→ **WORK TO BE COMPLETED**:
Restate the records below word for word.

-*-

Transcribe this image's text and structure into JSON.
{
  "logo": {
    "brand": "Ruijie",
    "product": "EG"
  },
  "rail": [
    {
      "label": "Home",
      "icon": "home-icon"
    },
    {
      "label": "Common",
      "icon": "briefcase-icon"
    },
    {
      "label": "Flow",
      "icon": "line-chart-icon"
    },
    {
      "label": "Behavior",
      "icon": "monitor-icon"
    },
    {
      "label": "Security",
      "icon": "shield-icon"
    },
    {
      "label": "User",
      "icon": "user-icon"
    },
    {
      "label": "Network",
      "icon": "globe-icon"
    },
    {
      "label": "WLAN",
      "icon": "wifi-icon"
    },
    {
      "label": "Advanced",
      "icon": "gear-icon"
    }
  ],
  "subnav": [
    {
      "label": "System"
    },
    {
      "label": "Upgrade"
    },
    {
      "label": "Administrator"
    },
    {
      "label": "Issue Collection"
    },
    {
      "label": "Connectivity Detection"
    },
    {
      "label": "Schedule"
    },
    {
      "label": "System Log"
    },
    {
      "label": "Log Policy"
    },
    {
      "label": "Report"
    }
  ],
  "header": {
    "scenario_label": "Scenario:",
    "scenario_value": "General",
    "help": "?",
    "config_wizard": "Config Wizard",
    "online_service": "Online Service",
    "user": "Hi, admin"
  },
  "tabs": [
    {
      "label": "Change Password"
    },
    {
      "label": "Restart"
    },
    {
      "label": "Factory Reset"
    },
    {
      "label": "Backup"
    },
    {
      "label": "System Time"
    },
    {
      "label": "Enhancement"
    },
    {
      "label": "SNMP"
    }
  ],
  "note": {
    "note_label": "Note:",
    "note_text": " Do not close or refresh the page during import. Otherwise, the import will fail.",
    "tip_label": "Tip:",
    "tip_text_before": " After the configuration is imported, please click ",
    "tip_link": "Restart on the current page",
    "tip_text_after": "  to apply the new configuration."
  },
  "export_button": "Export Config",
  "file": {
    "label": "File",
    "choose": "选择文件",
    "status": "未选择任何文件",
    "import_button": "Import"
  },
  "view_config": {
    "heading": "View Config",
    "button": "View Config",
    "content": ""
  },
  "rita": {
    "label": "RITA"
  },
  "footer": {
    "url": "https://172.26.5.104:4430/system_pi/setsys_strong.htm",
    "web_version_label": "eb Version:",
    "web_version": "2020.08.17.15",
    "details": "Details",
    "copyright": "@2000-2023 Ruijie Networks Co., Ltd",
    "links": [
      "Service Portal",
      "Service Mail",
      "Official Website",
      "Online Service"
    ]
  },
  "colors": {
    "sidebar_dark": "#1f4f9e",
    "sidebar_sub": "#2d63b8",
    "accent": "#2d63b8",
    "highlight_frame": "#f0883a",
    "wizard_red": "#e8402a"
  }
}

-*-

→ **OUTPUT FOR THIS EXERCISE**:
Transcribe this image's text and structure into JSON.
{
  "logo": {
    "brand": "Ruijie",
    "product": "EG"
  },
  "rail": [
    {
      "label": "Home",
      "icon": "home-icon"
    },
    {
      "label": "Common",
      "icon": "briefcase-icon"
    },
    {
      "label": "Flow",
      "icon": "line-chart-icon"
    },
    {
      "label": "Behavior",
      "icon": "monitor-icon"
    },
    {
      "label": "Security",
      "icon": "shield-icon"
    },
    {
      "label": "User",
      "icon": "user-icon"
    },
    {
      "label": "Network",
      "icon": "globe-icon"
    },
    {
      "label": "WLAN",
      "icon": "wifi-icon"
    },
    {
      "label": "Advanced",
      "icon": "gear-icon"
    }
  ],
  "subnav": [
    {
      "label": "System"
    },
    {
      "label": "Upgrade"
    },
    {
      "label": "Administrator"
    },
    {
      "label": "Issue Collection"
    },
    {
      "label": "Connectivity Detection"
    },
    {
      "label": "Schedule"
    },
    {
      "label": "System Log"
    },
    {
      "label": "Log Policy"
    },
    {
      "label": "Report"
    }
  ],
  "header": {
    "scenario_label": "Scenario:",
    "scenario_value": "General",
    "help": "?",
    "config_wizard": "Config Wizard",
    "online_service": "Online Service",
    "user": "Hi, admin"
  },
  "tabs": [
    {
      "label": "Change Password"
    },
    {
      "label": "Restart"
    },
    {
      "label": "Factory Reset"
    },
    {
      "label": "Backup"
    },
    {
      "label": "System Time"
    },
    {
      "label": "Enhancement"
    },
    {
      "label": "SNMP"
    }
  ],
  "note": {
    "note_label": "Note:",
    "note_text": " Do not close or refresh the page during import. Otherwise, the import will fail.",
    "tip_label": "Tip:",
    "tip_text_before": " After the configuration is imported, please click ",
    "tip_link": "Restart on the current page",
    "tip_text_after": "  to apply the new configuration."
  },
  "export_button": "Export Config",
  "file": {
    "label": "File",
    "choose": "选择文件",
    "status": "未选择任何文件",
    "import_button": "Import"
  },
  "view_config": {
    "heading": "View Config",
    "button": "View Config",
    "content": ""
  },
  "rita": {
    "label": "RITA"
  },
  "footer": {
    "url": "https://172.26.5.104:4430/system_pi/setsys_strong.htm",
    "web_version_label": "eb Version:",
    "web_version": "2020.08.17.15",
    "details": "Details",
    "copyright": "@2000-2023 Ruijie Networks Co., Ltd",
    "links": [
      "Service Portal",
      "Service Mail",
      "Official Website",
      "Online Service"
    ]
  },
  "colors": {
    "sidebar_dark": "#1f4f9e",
    "sidebar_sub": "#2d63b8",
    "accent": "#2d63b8",
    "highlight_frame": "#f0883a",
    "wizard_red": "#e8402a"
  }
}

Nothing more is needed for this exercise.